#### Work to complete:
Output the data exactly, with every line intact.

#### Information supplied:

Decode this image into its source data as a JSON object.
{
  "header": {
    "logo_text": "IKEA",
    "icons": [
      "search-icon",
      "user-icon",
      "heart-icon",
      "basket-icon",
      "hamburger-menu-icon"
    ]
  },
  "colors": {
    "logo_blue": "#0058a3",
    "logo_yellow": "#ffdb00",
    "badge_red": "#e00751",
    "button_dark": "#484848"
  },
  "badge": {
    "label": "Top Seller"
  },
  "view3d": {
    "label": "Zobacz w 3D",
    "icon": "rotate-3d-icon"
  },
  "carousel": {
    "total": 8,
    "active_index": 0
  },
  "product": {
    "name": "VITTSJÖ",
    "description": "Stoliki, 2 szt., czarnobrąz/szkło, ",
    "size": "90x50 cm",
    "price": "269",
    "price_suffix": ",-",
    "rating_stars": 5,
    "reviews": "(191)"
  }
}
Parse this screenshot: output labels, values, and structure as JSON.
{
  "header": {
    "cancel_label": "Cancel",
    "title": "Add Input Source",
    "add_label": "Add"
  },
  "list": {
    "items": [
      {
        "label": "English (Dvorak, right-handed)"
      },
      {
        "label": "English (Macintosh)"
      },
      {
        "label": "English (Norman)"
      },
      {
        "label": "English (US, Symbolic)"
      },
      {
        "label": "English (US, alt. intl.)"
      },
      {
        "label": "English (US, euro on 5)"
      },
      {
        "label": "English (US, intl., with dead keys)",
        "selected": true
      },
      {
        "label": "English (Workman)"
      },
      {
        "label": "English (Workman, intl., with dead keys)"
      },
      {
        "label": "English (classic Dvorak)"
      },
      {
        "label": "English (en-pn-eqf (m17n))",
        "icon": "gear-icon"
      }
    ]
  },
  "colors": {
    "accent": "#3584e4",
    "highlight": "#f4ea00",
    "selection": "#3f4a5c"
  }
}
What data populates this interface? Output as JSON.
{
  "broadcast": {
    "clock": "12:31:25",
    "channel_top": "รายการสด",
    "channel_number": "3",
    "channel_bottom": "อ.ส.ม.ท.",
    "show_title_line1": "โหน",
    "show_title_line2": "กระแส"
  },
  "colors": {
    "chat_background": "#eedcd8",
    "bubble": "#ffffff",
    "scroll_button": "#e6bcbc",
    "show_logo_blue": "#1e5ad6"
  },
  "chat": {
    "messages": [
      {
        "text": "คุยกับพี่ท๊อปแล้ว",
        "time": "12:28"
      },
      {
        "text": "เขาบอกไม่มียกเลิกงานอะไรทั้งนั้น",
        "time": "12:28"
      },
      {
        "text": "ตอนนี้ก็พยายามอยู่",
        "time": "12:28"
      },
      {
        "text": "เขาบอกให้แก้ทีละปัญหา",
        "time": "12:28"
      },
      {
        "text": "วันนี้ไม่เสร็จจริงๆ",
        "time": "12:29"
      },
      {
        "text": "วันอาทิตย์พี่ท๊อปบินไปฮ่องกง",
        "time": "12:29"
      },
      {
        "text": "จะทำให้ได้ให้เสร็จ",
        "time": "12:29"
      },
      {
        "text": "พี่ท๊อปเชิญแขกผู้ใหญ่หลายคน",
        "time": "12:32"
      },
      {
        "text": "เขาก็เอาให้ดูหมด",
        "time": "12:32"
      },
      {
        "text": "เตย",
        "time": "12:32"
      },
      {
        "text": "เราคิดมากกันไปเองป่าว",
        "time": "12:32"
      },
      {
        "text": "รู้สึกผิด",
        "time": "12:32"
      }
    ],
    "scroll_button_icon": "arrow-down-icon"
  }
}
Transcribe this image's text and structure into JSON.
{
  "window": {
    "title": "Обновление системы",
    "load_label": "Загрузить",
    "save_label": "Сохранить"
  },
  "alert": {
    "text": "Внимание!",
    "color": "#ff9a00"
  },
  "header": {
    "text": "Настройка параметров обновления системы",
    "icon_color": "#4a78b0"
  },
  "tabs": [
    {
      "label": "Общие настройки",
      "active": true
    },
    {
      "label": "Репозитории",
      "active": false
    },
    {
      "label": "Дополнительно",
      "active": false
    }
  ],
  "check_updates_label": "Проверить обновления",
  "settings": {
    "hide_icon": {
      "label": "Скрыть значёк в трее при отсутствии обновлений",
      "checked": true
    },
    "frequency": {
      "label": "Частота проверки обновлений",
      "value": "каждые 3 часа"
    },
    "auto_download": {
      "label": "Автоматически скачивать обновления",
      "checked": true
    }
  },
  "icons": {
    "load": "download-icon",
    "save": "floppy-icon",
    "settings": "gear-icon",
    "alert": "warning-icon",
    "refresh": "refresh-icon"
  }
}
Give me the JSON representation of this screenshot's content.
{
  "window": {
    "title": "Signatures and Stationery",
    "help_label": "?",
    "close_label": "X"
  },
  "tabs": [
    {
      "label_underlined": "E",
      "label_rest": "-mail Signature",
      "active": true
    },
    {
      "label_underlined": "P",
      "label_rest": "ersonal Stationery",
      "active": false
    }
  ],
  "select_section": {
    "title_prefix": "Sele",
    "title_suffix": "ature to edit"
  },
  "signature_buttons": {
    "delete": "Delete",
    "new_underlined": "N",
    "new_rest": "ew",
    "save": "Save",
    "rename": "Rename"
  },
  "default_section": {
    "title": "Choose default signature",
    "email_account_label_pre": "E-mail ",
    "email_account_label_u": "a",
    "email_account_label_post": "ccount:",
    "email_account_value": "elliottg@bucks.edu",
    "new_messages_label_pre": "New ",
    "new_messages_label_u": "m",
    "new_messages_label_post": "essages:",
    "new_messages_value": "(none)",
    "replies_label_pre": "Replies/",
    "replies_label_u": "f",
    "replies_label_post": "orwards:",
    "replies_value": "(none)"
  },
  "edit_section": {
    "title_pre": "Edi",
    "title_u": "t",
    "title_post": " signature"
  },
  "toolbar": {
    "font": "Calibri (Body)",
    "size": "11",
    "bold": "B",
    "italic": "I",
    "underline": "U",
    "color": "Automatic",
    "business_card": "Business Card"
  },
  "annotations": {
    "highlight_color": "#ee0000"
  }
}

#### Written response:
Decode this image into its source data as a JSON object.
{
  "header": {
    "logo_text": "IKEA",
    "icons": [
      "search-icon",
      "user-icon",
      "heart-icon",
      "basket-icon",
      "hamburger-menu-icon"
    ]
  },
  "colors": {
    "logo_blue": "#0058a3",
    "logo_yellow": "#ffdb00",
    "badge_red": "#e00751",
    "button_dark": "#484848"
  },
  "badge": {
    "label": "Top Seller"
  },
  "view3d": {
    "label": "Zobacz w 3D",
    "icon": "rotate-3d-icon"
  },
  "carousel": {
    "total": 8,
    "active_index": 0
  },
  "product": {
    "name": "VITTSJÖ",
    "description": "Stoliki, 2 szt., czarnobrąz/szkło, ",
    "size": "90x50 cm",
    "price": "269",
    "price_suffix": ",-",
    "rating_stars": 5,
    "reviews": "(191)"
  }
}
Parse this screenshot: output labels, values, and structure as JSON.
{
  "header": {
    "cancel_label": "Cancel",
    "title": "Add Input Source",
    "add_label": "Add"
  },
  "list": {
    "items": [
      {
        "label": "English (Dvorak, right-handed)"
      },
      {
        "label": "English (Macintosh)"
      },
      {
        "label": "English (Norman)"
      },
      {
        "label": "English (US, Symbolic)"
      },
      {
        "label": "English (US, alt. intl.)"
      },
      {
        "label": "English (US, euro on 5)"
      },
      {
        "label": "English (US, intl., with dead keys)",
        "selected": true
      },
      {
        "label": "English (Workman)"
      },
      {
        "label": "English (Workman, intl., with dead keys)"
      },
      {
        "label": "English (classic Dvorak)"
      },
      {
        "label": "English (en-pn-eqf (m17n))",
        "icon": "gear-icon"
      }
    ]
  },
  "colors": {
    "accent": "#3584e4",
    "highlight": "#f4ea00",
    "selection": "#3f4a5c"
  }
}
What data populates this interface? Output as JSON.
{
  "broadcast": {
    "clock": "12:31:25",
    "channel_top": "รายการสด",
    "channel_number": "3",
    "channel_bottom": "อ.ส.ม.ท.",
    "show_title_line1": "โหน",
    "show_title_line2": "กระแส"
  },
  "colors": {
    "chat_background": "#eedcd8",
    "bubble": "#ffffff",
    "scroll_button": "#e6bcbc",
    "show_logo_blue": "#1e5ad6"
  },
  "chat": {
    "messages": [
      {
        "text": "คุยกับพี่ท๊อปแล้ว",
        "time": "12:28"
      },
      {
        "text": "เขาบอกไม่มียกเลิกงานอะไรทั้งนั้น",
        "time": "12:28"
      },
      {
        "text": "ตอนนี้ก็พยายามอยู่",
        "time": "12:28"
      },
      {
        "text": "เขาบอกให้แก้ทีละปัญหา",
        "time": "12:28"
      },
      {
        "text": "วันนี้ไม่เสร็จจริงๆ",
        "time": "12:29"
      },
      {
        "text": "วันอาทิตย์พี่ท๊อปบินไปฮ่องกง",
        "time": "12:29"
      },
      {
        "text": "จะทำให้ได้ให้เสร็จ",
        "time": "12:29"
      },
      {
        "text": "พี่ท๊อปเชิญแขกผู้ใหญ่หลายคน",
        "time": "12:32"
      },
      {
        "text": "เขาก็เอาให้ดูหมด",
        "time": "12:32"
      },
      {
        "text": "เตย",
        "time": "12:32"
      },
      {
        "text": "เราคิดมากกันไปเองป่าว",
        "time": "12:32"
      },
      {
        "text": "รู้สึกผิด",
        "time": "12:32"
      }
    ],
    "scroll_button_icon": "arrow-down-icon"
  }
}
Transcribe this image's text and structure into JSON.
{
  "window": {
    "title": "Обновление системы",
    "load_label": "Загрузить",
    "save_label": "Сохранить"
  },
  "alert": {
    "text": "Внимание!",
    "color": "#ff9a00"
  },
  "header": {
    "text": "Настройка параметров обновления системы",
    "icon_color": "#4a78b0"
  },
  "tabs": [
    {
      "label": "Общие настройки",
      "active": true
    },
    {
      "label": "Репозитории",
      "active": false
    },
    {
      "label": "Дополнительно",
      "active": false
    }
  ],
  "check_updates_label": "Проверить обновления",
  "settings": {
    "hide_icon": {
      "label": "Скрыть значёк в трее при отсутствии обновлений",
      "checked": true
    },
    "frequency": {
      "label": "Частота проверки обновлений",
      "value": "каждые 3 часа"
    },
    "auto_download": {
      "label": "Автоматически скачивать обновления",
      "checked": true
    }
  },
  "icons": {
    "load": "download-icon",
    "save": "floppy-icon",
    "settings": "gear-icon",
    "alert": "warning-icon",
    "refresh": "refresh-icon"
  }
}
Give me the JSON representation of this screenshot's content.
{
  "window": {
    "title": "Signatures and Stationery",
    "help_label": "?",
    "close_label": "X"
  },
  "tabs": [
    {
      "label_underlined": "E",
      "label_rest": "-mail Signature",
      "active": true
    },
    {
      "label_underlined": "P",
      "label_rest": "ersonal Stationery",
      "active": false
    }
  ],
  "select_section": {
    "title_prefix": "Sele",
    "title_suffix": "ature to edit"
  },
  "signature_buttons": {
    "delete": "Delete",
    "new_underlined": "N",
    "new_rest": "ew",
    "save": "Save",
    "rename": "Rename"
  },
  "default_section": {
    "title": "Choose default signature",
    "email_account_label_pre": "E-mail ",
    "email_account_label_u": "a",
    "email_account_label_post": "ccount:",
    "email_account_value": "elliottg@bucks.edu",
    "new_messages_label_pre": "New ",
    "new_messages_label_u": "m",
    "new_messages_label_post": "essages:",
    "new_messages_value": "(none)",
    "replies_label_pre": "Replies/",
    "replies_label_u": "f",
    "replies_label_post": "orwards:",
    "replies_value": "(none)"
  },
  "edit_section": {
    "title_pre": "Edi",
    "title_u": "t",
    "title_post": " signature"
  },
  "toolbar": {
    "font": "Calibri (Body)",
    "size": "11",
    "bold": "B",
    "italic": "I",
    "underline": "U",
    "color": "Automatic",
    "business_card": "Business Card"
  },
  "annotations": {
    "highlight_color": "#ee0000"
  }
}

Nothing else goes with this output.